» **Task details**
Find every line in the records below that contains the word "connections", and copy each such line.

(Items from a data source)
^^^^^^^^

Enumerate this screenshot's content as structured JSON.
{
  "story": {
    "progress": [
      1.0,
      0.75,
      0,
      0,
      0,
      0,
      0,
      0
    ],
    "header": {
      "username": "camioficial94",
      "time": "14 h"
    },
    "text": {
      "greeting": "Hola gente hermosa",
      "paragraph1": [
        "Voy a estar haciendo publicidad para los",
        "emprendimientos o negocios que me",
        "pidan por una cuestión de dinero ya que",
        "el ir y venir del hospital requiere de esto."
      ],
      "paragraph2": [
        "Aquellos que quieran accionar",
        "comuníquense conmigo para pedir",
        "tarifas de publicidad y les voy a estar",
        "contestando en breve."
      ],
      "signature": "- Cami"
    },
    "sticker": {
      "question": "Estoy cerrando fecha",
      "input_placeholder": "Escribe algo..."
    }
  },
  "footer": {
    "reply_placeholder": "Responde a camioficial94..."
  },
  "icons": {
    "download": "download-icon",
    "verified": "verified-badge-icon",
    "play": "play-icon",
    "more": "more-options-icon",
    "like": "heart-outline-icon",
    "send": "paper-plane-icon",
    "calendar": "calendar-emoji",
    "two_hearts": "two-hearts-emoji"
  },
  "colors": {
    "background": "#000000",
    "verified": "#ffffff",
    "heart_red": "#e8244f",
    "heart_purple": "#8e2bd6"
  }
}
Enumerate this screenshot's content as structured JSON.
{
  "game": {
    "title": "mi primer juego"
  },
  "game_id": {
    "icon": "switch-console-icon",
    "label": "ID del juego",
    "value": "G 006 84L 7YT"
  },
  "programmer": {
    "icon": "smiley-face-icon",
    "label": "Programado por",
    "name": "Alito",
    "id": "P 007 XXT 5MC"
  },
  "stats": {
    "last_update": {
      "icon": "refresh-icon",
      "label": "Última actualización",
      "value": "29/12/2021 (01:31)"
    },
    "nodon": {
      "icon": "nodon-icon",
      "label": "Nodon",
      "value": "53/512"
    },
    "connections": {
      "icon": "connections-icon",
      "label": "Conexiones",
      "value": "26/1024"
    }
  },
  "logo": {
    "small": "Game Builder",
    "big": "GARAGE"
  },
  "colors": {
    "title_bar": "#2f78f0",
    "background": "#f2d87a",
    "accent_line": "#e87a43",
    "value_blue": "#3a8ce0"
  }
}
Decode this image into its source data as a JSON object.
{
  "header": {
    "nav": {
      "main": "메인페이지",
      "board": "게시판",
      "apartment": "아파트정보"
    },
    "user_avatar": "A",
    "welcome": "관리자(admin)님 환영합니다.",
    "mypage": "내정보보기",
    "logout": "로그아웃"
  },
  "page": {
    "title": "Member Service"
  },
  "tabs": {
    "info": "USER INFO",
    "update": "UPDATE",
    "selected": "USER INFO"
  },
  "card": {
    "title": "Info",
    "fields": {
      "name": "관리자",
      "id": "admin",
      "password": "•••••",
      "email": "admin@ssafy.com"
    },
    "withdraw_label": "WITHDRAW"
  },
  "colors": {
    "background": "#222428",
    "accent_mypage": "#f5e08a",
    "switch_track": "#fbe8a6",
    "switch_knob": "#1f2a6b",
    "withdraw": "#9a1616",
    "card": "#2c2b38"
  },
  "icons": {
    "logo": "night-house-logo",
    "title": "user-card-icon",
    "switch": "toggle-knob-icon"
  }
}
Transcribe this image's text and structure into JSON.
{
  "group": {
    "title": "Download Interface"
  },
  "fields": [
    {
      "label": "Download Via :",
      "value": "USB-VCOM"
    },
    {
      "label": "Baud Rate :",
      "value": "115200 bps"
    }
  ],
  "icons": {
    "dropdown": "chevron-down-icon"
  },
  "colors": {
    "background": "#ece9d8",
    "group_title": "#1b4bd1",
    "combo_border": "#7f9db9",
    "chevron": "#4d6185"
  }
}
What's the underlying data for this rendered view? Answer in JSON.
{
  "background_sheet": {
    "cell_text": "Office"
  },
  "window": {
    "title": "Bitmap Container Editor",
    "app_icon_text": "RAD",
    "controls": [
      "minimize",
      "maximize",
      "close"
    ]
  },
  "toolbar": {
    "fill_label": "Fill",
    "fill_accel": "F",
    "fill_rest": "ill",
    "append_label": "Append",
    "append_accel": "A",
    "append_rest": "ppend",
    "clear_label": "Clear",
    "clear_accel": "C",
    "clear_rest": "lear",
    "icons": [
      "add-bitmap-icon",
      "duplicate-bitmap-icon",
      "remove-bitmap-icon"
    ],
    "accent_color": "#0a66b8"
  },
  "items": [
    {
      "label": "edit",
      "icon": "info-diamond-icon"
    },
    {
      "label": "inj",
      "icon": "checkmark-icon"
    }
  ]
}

^^^^^^^^

» **Full answer**
    "connections": {
      "icon": "connections-icon",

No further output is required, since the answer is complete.